▶ **What is needed**
Pick out every line that holds the string "JSON" and copy it.

++++++++++++++++++++

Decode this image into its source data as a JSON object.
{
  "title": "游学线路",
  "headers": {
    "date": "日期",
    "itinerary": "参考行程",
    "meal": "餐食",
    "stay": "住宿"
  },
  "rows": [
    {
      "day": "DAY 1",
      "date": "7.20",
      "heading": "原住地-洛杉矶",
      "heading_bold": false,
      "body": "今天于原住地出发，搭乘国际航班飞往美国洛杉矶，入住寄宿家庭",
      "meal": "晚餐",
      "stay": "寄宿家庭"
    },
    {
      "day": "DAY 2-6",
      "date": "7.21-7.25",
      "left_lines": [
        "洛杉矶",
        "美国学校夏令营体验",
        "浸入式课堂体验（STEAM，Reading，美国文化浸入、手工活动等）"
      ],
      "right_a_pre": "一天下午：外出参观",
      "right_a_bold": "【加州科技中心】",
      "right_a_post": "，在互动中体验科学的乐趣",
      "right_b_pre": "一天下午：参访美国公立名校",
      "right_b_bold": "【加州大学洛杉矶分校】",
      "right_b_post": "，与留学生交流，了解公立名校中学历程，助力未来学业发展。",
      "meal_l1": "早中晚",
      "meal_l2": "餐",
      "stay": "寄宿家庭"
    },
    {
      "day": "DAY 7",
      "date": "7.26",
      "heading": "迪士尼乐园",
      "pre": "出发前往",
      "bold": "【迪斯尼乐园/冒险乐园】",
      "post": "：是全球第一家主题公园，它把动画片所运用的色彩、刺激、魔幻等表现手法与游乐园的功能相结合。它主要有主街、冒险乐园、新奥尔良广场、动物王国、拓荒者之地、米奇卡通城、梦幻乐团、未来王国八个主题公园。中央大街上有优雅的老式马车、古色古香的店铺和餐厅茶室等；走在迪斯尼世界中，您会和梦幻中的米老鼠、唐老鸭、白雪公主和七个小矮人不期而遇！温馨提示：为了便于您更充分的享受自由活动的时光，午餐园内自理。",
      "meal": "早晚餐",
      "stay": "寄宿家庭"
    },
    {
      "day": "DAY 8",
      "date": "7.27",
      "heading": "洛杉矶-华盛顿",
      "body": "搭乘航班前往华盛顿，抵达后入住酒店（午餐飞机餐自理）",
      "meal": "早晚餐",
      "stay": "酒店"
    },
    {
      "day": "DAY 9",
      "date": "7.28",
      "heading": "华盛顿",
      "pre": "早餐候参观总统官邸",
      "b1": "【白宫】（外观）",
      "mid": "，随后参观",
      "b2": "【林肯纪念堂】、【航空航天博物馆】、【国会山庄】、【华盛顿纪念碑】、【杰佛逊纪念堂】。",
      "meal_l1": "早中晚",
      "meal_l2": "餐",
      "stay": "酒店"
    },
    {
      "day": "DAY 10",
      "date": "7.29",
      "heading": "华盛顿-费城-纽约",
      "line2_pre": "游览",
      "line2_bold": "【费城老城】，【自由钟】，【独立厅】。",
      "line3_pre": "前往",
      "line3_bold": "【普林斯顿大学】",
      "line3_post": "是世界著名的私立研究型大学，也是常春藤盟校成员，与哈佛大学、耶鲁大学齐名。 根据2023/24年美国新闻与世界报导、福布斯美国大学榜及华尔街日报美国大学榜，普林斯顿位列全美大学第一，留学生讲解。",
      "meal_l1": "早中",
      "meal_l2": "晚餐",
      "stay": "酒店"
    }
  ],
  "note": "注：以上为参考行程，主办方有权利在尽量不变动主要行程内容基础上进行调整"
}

++++++++++++++++++++

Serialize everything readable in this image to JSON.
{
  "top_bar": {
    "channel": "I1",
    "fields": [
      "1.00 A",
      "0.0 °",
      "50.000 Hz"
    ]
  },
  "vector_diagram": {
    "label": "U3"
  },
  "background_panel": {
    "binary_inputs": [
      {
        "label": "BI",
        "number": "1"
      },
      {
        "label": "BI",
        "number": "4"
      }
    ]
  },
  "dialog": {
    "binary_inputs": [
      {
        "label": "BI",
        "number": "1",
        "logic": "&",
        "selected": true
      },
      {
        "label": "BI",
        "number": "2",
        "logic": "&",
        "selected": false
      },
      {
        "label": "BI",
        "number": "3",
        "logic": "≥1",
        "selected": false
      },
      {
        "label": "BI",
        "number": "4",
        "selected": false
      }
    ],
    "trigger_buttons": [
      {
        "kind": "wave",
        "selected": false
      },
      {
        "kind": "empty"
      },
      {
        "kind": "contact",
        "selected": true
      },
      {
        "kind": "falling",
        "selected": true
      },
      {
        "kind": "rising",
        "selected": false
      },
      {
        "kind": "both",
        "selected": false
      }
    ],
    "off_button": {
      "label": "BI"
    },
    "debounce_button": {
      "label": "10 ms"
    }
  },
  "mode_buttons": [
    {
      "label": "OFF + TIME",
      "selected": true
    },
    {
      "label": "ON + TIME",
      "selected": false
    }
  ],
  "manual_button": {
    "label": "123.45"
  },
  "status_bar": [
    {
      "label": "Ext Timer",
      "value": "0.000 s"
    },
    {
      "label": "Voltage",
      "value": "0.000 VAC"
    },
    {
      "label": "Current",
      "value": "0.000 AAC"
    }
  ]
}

++++++++++++++++++++

▶ **Written solution**
Decode this image into its source data as a JSON object.
Serialize everything readable in this image to JSON.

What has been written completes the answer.